> [The problem]:
Exact repetition is required: output every record in full.

Stored data
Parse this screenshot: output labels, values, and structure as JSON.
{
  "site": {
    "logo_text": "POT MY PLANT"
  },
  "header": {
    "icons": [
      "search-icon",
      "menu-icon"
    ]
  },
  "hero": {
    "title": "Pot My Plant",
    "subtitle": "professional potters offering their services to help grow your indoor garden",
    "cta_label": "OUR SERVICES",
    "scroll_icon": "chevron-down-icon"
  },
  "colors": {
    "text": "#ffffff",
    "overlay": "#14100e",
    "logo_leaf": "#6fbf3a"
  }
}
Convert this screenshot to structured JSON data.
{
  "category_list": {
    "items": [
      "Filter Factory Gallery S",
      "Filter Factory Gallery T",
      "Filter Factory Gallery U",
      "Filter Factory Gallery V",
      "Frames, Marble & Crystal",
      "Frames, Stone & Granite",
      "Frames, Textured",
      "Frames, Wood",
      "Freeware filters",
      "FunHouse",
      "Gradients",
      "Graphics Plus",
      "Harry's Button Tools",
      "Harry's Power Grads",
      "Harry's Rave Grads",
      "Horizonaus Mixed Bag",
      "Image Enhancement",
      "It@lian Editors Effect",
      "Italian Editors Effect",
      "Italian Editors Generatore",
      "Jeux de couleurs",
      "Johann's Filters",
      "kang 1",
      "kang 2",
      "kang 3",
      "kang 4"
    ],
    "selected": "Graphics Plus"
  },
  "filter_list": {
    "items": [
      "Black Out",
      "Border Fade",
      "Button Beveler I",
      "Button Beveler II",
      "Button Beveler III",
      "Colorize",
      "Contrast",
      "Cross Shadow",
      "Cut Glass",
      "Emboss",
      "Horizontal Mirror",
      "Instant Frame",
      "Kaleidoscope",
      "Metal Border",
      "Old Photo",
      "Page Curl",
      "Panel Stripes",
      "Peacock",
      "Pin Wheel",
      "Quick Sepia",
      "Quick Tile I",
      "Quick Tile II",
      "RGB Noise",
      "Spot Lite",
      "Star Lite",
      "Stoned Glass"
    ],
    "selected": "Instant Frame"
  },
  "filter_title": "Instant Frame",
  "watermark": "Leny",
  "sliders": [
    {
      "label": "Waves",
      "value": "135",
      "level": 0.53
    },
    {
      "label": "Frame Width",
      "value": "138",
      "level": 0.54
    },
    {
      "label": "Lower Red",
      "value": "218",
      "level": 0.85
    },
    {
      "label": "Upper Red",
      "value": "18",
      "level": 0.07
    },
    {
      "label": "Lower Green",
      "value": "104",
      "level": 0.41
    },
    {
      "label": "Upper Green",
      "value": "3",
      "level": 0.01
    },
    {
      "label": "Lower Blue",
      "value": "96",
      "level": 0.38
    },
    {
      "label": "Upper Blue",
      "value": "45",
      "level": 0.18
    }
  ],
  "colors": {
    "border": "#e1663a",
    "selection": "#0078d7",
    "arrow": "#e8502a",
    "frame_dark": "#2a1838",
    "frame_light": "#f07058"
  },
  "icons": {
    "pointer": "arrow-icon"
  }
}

> [Written reply]:
Parse this screenshot: output labels, values, and structure as JSON.
{
  "site": {
    "logo_text": "POT MY PLANT"
  },
  "header": {
    "icons": [
      "search-icon",
      "menu-icon"
    ]
  },
  "hero": {
    "title": "Pot My Plant",
    "subtitle": "professional potters offering their services to help grow your indoor garden",
    "cta_label": "OUR SERVICES",
    "scroll_icon": "chevron-down-icon"
  },
  "colors": {
    "text": "#ffffff",
    "overlay": "#14100e",
    "logo_leaf": "#6fbf3a"
  }
}
Convert this screenshot to structured JSON data.
{
  "category_list": {
    "items": [
      "Filter Factory Gallery S",
      "Filter Factory Gallery T",
      "Filter Factory Gallery U",
      "Filter Factory Gallery V",
      "Frames, Marble & Crystal",
      "Frames, Stone & Granite",
      "Frames, Textured",
      "Frames, Wood",
      "Freeware filters",
      "FunHouse",
      "Gradients",
      "Graphics Plus",
      "Harry's Button Tools",
      "Harry's Power Grads",
      "Harry's Rave Grads",
      "Horizonaus Mixed Bag",
      "Image Enhancement",
      "It@lian Editors Effect",
      "Italian Editors Effect",
      "Italian Editors Generatore",
      "Jeux de couleurs",
      "Johann's Filters",
      "kang 1",
      "kang 2",
      "kang 3",
      "kang 4"
    ],
    "selected": "Graphics Plus"
  },
  "filter_list": {
    "items": [
      "Black Out",
      "Border Fade",
      "Button Beveler I",
      "Button Beveler II",
      "Button Beveler III",
      "Colorize",
      "Contrast",
      "Cross Shadow",
      "Cut Glass",
      "Emboss",
      "Horizontal Mirror",
      "Instant Frame",
      "Kaleidoscope",
      "Metal Border",
      "Old Photo",
      "Page Curl",
      "Panel Stripes",
      "Peacock",
      "Pin Wheel",
      "Quick Sepia",
      "Quick Tile I",
      "Quick Tile II",
      "RGB Noise",
      "Spot Lite",
      "Star Lite",
      "Stoned Glass"
    ],
    "selected": "Instant Frame"
  },
  "filter_title": "Instant Frame",
  "watermark": "Leny",
  "sliders": [
    {
      "label": "Waves",
      "value": "135",
      "level": 0.53
    },
    {
      "label": "Frame Width",
      "value": "138",
      "level": 0.54
    },
    {
      "label": "Lower Red",
      "value": "218",
      "level": 0.85
    },
    {
      "label": "Upper Red",
      "value": "18",
      "level": 0.07
    },
    {
      "label": "Lower Green",
      "value": "104",
      "level": 0.41
    },
    {
      "label": "Upper Green",
      "value": "3",
      "level": 0.01
    },
    {
      "label": "Lower Blue",
      "value": "96",
      "level": 0.38
    },
    {
      "label": "Upper Blue",
      "value": "45",
      "level": 0.18
    }
  ],
  "colors": {
    "border": "#e1663a",
    "selection": "#0078d7",
    "arrow": "#e8502a",
    "frame_dark": "#2a1838",
    "frame_light": "#f07058"
  },
  "icons": {
    "pointer": "arrow-icon"
  }
}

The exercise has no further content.